> _Exercise goal_: Copy the records starting at the line with "UI element localization: list" and ending at the line with "moist-adiabat-line xyxy=(90,426,261,642)", changing "isotherm-line" to "temperature-line" and leaving everything else the same.

> _Data for processing_:
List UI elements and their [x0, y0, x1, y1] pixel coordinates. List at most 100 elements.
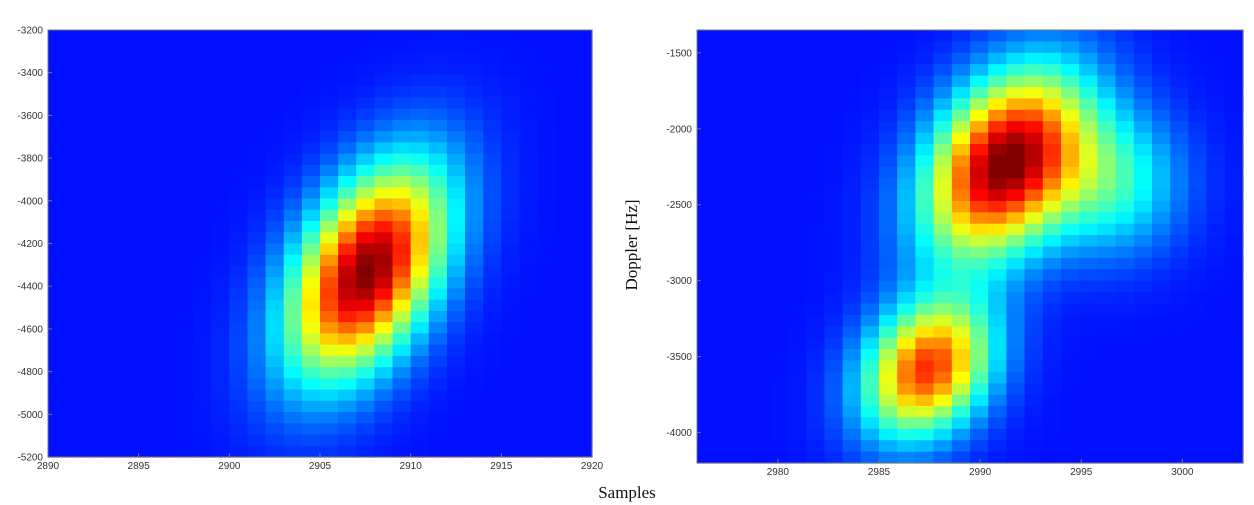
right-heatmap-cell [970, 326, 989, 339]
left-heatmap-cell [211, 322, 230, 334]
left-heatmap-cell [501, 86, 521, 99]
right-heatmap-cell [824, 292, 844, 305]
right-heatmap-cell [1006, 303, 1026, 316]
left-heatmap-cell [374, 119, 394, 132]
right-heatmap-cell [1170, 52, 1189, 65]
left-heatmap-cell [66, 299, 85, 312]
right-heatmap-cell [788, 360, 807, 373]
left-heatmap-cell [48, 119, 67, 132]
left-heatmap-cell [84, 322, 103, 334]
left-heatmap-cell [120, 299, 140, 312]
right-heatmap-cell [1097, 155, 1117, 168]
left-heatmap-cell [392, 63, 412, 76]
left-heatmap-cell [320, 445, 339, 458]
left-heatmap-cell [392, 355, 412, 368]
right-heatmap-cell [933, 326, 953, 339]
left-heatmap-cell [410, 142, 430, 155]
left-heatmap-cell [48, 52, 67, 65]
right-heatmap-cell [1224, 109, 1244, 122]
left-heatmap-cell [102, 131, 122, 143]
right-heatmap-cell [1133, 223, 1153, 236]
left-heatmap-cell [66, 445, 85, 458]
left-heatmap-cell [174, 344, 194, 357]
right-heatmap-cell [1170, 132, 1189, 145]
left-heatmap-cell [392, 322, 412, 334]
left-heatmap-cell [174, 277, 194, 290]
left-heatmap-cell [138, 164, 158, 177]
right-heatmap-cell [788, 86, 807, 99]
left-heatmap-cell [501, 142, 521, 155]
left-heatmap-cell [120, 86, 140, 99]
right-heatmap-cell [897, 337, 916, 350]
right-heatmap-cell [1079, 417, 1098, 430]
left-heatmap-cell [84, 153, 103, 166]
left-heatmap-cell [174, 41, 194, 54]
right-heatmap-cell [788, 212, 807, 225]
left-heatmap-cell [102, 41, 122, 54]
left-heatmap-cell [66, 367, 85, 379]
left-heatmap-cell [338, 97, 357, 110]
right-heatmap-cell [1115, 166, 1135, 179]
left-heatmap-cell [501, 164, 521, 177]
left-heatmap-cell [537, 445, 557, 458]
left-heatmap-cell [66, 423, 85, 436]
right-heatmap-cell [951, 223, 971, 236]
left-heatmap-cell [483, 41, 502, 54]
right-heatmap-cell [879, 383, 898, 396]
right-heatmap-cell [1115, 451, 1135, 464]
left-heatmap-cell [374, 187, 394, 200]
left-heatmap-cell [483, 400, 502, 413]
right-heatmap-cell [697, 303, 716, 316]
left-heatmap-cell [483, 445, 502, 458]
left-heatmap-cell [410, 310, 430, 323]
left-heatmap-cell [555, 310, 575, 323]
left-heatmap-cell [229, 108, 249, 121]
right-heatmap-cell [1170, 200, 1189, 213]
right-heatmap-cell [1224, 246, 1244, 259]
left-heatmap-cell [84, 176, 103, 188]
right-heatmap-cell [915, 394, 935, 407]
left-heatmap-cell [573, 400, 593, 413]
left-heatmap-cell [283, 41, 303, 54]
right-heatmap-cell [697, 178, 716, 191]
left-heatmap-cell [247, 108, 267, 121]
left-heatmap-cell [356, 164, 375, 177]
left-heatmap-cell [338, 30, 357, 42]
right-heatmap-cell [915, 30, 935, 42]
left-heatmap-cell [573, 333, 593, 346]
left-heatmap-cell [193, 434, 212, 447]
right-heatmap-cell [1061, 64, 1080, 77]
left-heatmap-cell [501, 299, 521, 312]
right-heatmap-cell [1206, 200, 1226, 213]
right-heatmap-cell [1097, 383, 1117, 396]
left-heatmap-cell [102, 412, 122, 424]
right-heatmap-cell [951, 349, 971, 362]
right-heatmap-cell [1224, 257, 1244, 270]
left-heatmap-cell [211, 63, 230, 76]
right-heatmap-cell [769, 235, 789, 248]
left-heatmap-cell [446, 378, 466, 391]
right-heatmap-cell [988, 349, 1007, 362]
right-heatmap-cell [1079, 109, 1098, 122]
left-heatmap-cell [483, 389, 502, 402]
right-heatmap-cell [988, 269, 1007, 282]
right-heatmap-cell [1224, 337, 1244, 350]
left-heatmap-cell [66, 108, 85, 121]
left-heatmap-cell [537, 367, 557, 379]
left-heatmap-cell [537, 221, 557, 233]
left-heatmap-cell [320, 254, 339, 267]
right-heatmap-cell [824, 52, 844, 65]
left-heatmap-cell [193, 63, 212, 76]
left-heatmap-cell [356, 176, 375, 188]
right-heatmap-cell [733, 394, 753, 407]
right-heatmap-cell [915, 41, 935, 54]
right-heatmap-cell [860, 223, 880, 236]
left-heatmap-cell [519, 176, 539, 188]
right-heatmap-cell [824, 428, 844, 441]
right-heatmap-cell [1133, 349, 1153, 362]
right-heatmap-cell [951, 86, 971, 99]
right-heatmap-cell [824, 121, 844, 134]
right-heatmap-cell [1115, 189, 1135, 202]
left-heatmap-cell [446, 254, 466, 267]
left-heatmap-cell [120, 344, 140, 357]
* * *
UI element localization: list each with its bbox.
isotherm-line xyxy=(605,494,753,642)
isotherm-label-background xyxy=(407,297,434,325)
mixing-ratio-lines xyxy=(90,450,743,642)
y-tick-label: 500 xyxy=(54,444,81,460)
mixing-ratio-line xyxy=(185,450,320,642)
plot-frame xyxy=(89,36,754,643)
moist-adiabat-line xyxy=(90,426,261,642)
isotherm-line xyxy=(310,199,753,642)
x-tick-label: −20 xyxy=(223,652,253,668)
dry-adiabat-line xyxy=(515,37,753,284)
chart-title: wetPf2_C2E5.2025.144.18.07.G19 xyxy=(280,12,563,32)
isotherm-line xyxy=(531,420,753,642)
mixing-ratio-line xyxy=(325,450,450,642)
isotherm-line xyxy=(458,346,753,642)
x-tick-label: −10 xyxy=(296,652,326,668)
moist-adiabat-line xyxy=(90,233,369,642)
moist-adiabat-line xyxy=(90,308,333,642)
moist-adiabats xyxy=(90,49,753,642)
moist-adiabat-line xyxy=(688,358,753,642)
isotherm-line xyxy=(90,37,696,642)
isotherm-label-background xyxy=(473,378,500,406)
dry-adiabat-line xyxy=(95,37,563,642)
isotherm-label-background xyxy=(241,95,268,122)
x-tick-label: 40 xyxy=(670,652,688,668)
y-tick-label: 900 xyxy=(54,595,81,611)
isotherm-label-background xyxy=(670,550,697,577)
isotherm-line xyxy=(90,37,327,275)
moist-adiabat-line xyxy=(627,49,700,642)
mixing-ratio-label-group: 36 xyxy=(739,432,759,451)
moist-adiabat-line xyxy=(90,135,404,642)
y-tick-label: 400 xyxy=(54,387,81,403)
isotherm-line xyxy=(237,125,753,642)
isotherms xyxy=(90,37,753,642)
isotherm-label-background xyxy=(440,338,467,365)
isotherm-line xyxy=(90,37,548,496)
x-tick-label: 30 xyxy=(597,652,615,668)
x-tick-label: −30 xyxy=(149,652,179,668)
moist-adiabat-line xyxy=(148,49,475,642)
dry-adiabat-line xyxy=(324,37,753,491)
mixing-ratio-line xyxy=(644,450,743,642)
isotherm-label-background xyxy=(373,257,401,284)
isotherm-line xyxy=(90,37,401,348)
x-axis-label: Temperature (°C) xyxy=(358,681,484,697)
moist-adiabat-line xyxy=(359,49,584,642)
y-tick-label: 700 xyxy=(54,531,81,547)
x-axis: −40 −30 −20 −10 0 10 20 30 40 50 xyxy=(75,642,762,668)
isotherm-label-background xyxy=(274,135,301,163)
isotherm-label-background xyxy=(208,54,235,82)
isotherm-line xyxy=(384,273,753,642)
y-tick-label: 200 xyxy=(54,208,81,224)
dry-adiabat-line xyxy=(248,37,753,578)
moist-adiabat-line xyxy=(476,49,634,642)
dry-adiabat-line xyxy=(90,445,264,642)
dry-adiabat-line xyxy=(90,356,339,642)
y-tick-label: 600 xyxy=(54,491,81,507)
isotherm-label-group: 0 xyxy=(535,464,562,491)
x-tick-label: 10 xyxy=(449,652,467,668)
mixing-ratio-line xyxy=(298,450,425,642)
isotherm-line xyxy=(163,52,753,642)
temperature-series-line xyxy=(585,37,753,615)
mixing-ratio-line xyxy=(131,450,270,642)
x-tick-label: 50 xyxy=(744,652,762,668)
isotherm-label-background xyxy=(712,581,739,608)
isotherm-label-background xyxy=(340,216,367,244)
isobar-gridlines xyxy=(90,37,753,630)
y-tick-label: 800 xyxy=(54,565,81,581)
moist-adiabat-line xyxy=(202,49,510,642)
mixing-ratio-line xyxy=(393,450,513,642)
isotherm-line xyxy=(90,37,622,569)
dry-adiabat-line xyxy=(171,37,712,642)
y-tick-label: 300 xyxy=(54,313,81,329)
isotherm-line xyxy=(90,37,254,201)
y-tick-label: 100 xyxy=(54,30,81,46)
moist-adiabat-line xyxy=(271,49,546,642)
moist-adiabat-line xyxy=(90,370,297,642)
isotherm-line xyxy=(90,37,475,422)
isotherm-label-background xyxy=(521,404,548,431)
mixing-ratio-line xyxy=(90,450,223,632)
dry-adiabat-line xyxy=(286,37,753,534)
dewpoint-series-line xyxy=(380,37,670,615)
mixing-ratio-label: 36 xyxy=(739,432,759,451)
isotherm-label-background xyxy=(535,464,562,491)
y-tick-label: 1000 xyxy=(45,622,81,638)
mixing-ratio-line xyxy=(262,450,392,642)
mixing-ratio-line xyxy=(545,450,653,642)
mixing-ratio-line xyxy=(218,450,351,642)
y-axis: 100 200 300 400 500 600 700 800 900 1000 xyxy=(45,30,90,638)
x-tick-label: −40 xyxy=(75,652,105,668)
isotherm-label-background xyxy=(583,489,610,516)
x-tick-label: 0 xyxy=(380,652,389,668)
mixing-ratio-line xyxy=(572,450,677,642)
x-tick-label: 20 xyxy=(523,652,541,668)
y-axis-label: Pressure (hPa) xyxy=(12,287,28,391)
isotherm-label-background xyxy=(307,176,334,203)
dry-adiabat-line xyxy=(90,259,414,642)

> _Correct result_:
UI element localization: list each with its bbox.
temperature-line xyxy=(605,494,753,642)
isotherm-label-background xyxy=(407,297,434,325)
mixing-ratio-lines xyxy=(90,450,743,642)
y-tick-label: 500 xyxy=(54,444,81,460)
mixing-ratio-line xyxy=(185,450,320,642)
plot-frame xyxy=(89,36,754,643)
moist-adiabat-line xyxy=(90,426,261,642)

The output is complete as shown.